(Raw records)
-- begin --

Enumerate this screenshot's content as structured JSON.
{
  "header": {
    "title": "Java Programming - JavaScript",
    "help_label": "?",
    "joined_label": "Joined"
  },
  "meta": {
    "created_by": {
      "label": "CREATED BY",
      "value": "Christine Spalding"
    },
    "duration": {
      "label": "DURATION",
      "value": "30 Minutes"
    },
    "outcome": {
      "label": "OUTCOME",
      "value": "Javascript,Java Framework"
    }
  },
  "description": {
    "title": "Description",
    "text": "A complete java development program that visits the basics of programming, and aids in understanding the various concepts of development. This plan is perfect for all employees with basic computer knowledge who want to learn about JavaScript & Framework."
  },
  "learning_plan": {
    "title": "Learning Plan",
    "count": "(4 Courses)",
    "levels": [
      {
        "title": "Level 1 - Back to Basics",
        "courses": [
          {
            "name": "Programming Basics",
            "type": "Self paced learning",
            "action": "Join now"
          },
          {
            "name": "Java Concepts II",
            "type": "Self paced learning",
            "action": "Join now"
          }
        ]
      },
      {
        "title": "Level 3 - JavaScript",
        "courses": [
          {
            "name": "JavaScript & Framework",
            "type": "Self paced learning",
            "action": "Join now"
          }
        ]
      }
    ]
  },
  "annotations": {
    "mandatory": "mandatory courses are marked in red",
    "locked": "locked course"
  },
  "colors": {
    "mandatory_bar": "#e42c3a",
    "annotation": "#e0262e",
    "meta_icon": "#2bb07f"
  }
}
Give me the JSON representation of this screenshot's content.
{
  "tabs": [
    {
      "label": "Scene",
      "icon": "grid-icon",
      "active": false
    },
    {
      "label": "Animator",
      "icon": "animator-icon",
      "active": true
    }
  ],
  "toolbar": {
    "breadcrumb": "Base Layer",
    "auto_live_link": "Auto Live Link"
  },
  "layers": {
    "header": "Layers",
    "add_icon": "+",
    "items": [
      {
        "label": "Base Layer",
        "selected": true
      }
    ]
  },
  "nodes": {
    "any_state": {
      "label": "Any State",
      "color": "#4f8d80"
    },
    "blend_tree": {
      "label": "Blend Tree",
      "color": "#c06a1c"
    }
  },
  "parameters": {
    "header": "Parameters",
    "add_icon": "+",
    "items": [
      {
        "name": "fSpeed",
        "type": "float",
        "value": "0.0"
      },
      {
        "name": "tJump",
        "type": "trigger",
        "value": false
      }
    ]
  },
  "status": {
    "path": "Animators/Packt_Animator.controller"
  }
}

-- end --
-- begin --

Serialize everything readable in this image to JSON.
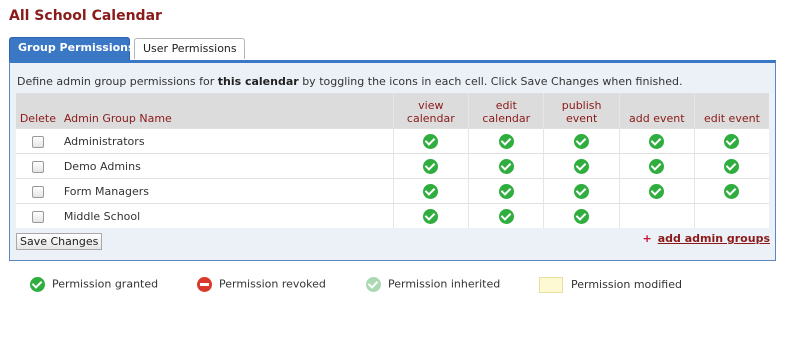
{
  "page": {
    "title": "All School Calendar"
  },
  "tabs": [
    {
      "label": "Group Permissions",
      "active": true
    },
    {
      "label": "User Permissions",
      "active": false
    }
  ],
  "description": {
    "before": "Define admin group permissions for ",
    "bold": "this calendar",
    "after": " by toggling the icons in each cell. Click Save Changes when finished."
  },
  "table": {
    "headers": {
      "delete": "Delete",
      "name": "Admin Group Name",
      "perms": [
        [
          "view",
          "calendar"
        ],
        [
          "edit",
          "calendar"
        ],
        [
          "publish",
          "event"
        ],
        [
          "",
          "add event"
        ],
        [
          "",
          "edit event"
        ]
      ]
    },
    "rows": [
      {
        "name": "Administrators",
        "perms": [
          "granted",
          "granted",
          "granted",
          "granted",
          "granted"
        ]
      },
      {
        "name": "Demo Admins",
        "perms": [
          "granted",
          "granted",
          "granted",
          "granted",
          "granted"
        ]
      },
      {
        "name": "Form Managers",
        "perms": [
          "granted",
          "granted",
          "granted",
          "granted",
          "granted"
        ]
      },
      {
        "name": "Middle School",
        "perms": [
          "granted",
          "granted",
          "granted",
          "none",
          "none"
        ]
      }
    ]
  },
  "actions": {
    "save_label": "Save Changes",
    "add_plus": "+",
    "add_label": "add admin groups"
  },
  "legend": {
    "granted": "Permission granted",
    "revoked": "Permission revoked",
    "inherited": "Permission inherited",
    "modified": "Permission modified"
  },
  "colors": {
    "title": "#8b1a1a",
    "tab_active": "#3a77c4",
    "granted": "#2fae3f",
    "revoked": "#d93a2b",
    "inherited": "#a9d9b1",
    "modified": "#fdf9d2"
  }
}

-- end --
-- begin --

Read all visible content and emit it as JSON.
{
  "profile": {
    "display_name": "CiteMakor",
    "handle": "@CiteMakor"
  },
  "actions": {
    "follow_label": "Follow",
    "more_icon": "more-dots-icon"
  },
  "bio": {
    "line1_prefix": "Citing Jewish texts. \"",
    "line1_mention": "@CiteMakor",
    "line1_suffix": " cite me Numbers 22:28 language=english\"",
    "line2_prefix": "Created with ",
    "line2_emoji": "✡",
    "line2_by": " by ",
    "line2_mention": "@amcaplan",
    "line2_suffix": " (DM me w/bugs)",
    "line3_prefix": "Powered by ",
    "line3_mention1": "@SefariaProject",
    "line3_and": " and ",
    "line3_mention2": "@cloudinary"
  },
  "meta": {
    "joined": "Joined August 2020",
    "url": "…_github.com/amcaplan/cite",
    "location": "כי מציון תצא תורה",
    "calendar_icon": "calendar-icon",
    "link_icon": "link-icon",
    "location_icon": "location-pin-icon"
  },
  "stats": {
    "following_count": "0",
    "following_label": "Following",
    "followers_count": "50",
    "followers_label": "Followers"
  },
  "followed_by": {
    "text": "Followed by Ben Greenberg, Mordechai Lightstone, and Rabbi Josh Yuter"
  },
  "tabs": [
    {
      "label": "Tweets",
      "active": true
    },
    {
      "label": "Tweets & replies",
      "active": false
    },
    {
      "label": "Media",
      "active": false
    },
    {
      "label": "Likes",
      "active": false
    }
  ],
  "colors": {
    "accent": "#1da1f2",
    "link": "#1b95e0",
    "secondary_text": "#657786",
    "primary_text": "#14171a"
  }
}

-- end --

→ **TASK DESCRIPTION**
Search the preceding listing for the word "value" and pull out every line that holds it.

→ **FULL OUTPUT**
      "value": "Christine Spalding"
      "value": "30 Minutes"
      "value": "Javascript,Java Framework"
        "value": "0.0"
        "value": false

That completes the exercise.